[[ TASK MATERIAL open ]]

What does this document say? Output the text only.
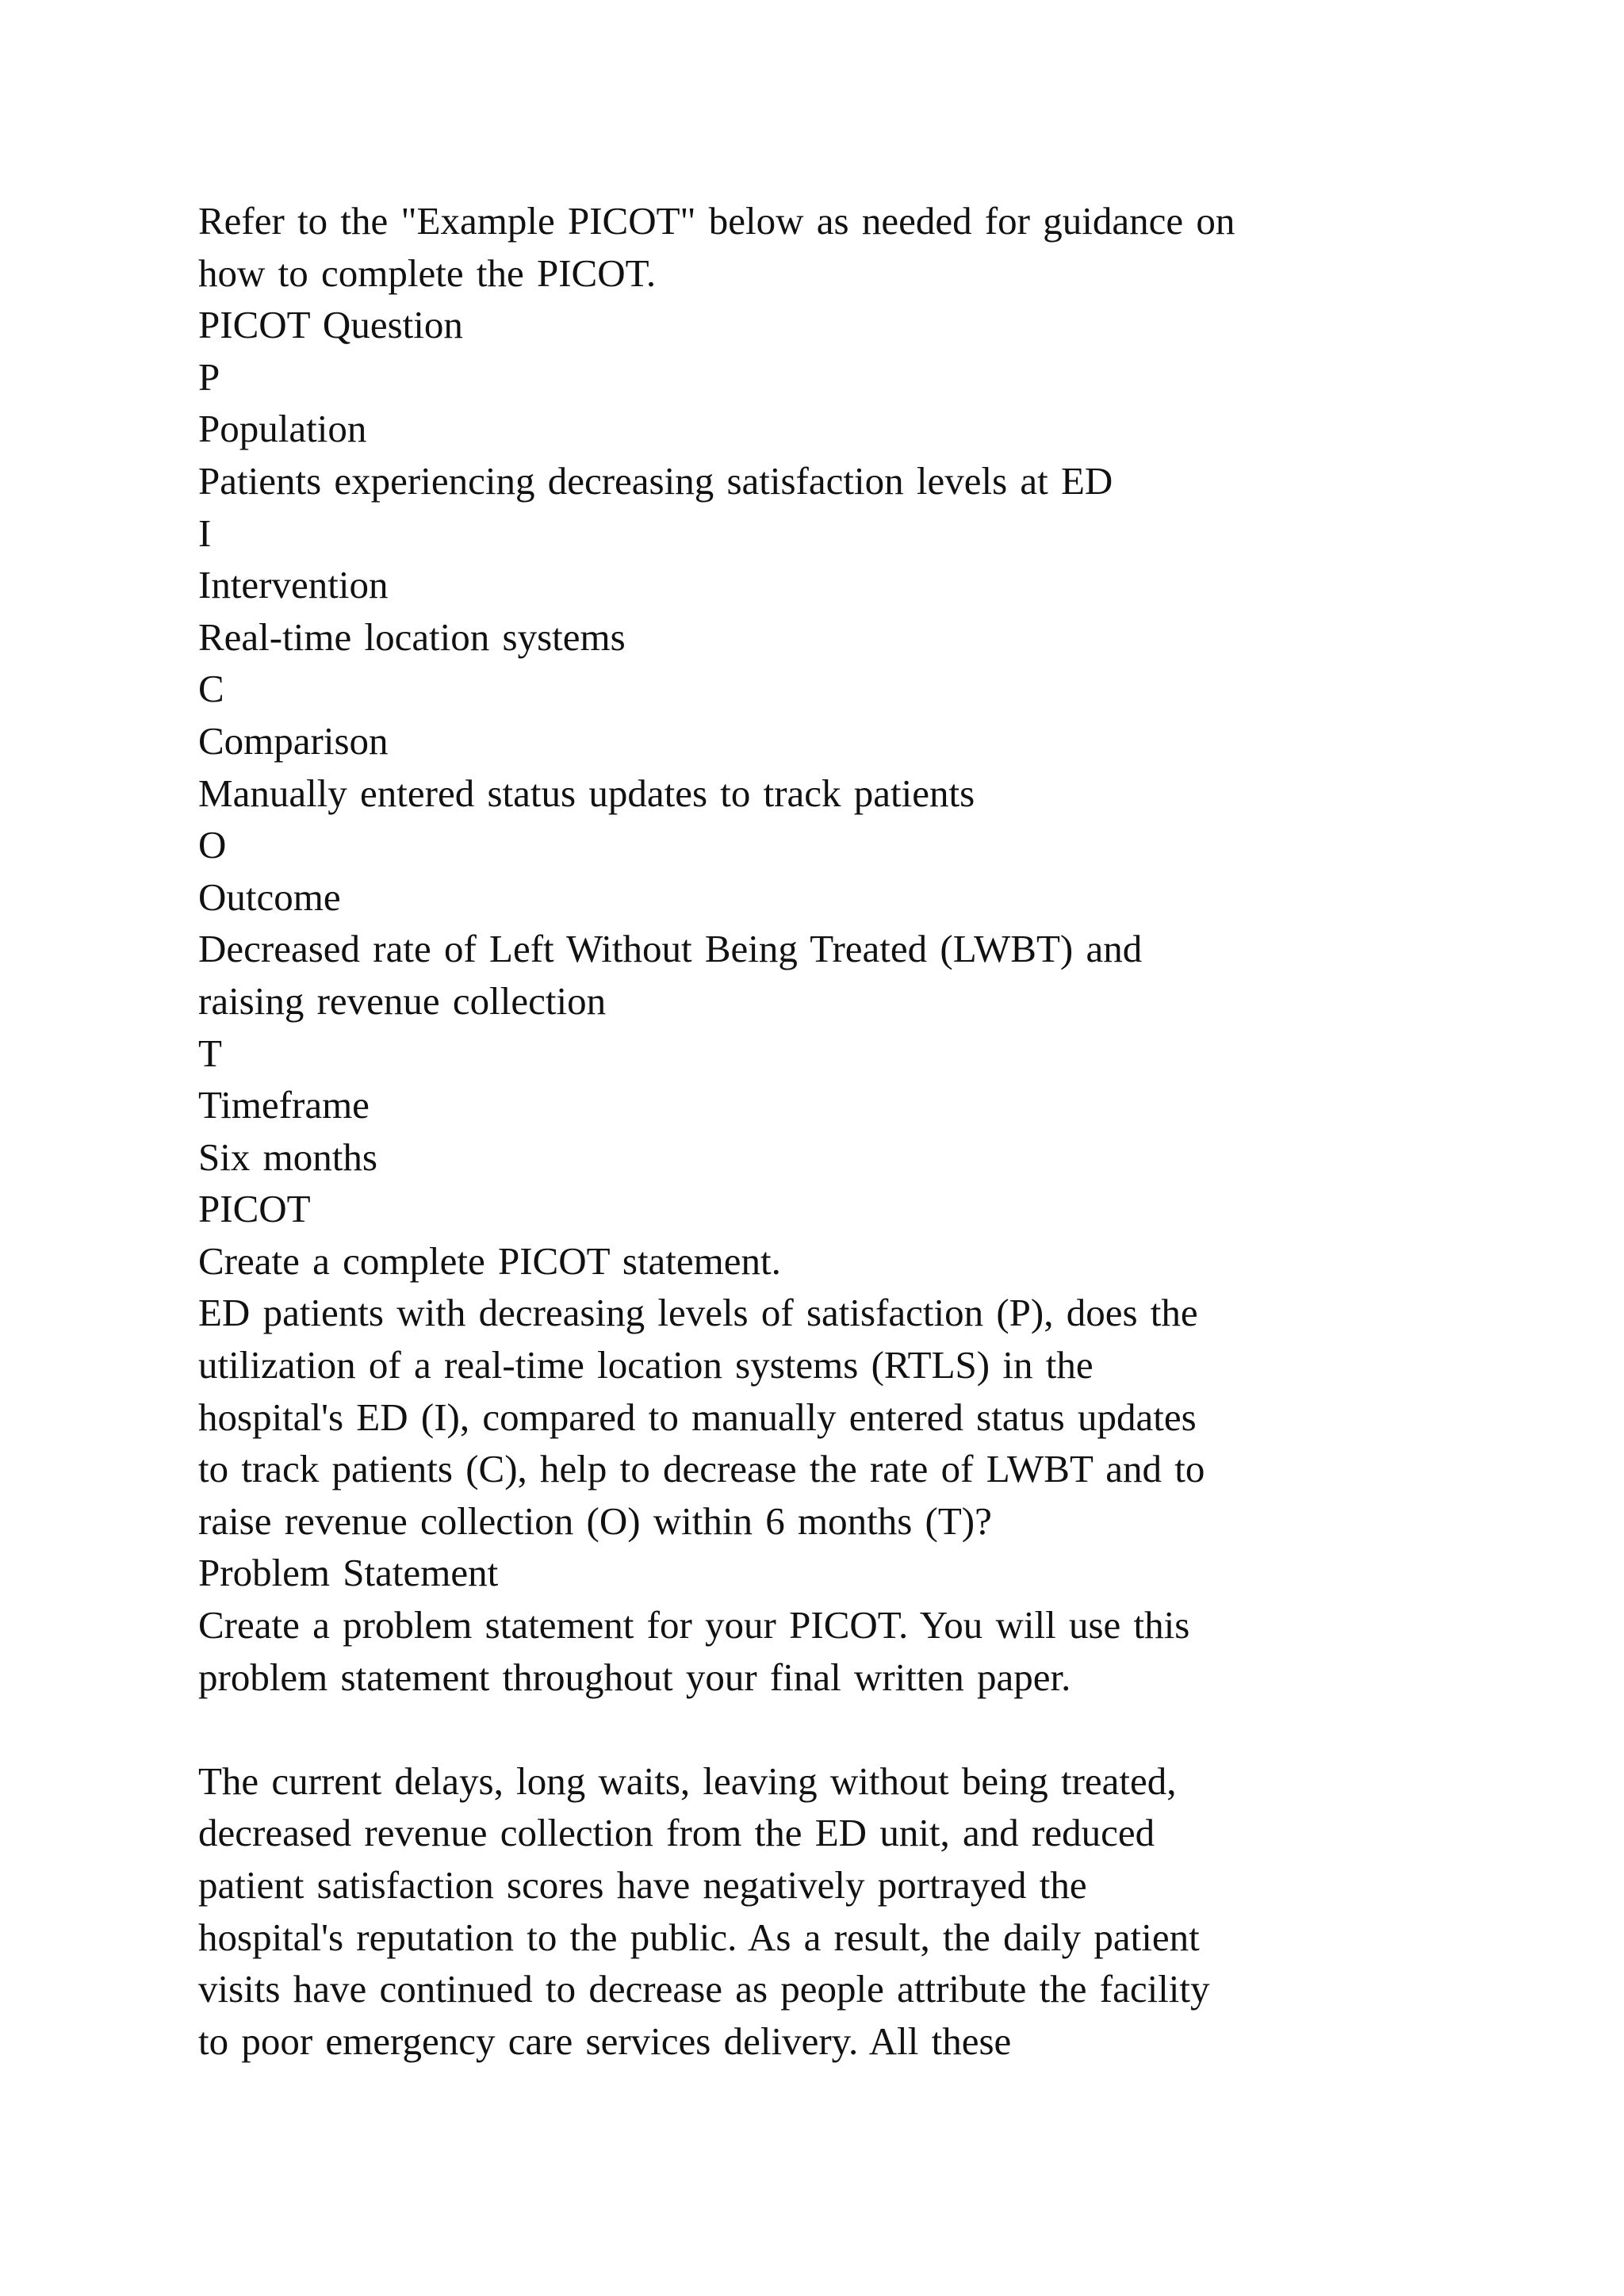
Refer to the "Example PICOT" below as needed for guidance on
how to complete the PICOT.
PICOT Question
P
Population
Patients experiencing decreasing satisfaction levels at ED
I
Intervention
Real-time location systems
C
Comparison
Manually entered status updates to track patients
O
Outcome
Decreased rate of Left Without Being Treated (LWBT) and
raising revenue collection
T
Timeframe
Six months
PICOT
Create a complete PICOT statement.
ED patients with decreasing levels of satisfaction (P), does the
utilization of a real-time location systems (RTLS) in the
hospital's ED (I), compared to manually entered status updates
to track patients (C), help to decrease the rate of LWBT and to
raise revenue collection (O) within 6 months (T)?
Problem Statement
Create a problem statement for your PICOT. You will use this
problem statement throughout your final written paper.
The current delays, long waits, leaving without being treated,
decreased revenue collection from the ED unit, and reduced
patient satisfaction scores have negatively portrayed the
hospital's reputation to the public. As a result, the daily patient
visits have continued to decrease as people attribute the facility
to poor emergency care services delivery. All these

[[ TASK MATERIAL closed ]]

» **TASK DIRECTIONS**: Print all the material above verbatim and omit its pictures.

» **WRITTEN RESPONSE**:
What does this document say? Output the text only.
Refer to the "Example PICOT" below as needed for guidance on
how to complete the PICOT.
PICOT Question
P
Population
Patients experiencing decreasing satisfaction levels at ED
I
Intervention
Real-time location systems
C
Comparison
Manually entered status updates to track patients
O
Outcome
Decreased rate of Left Without Being Treated (LWBT) and
raising revenue collection
T
Timeframe
Six months
PICOT
Create a complete PICOT statement.
ED patients with decreasing levels of satisfaction (P), does the
utilization of a real-time location systems (RTLS) in the
hospital's ED (I), compared to manually entered status updates
to track patients (C), help to decrease the rate of LWBT and to
raise revenue collection (O) within 6 months (T)?
Problem Statement
Create a problem statement for your PICOT. You will use this
problem statement throughout your final written paper.
The current delays, long waits, leaving without being treated,
decreased revenue collection from the ED unit, and reduced
patient satisfaction scores have negatively portrayed the
hospital's reputation to the public. As a result, the daily patient
visits have continued to decrease as people attribute the facility
to poor emergency care services delivery. All these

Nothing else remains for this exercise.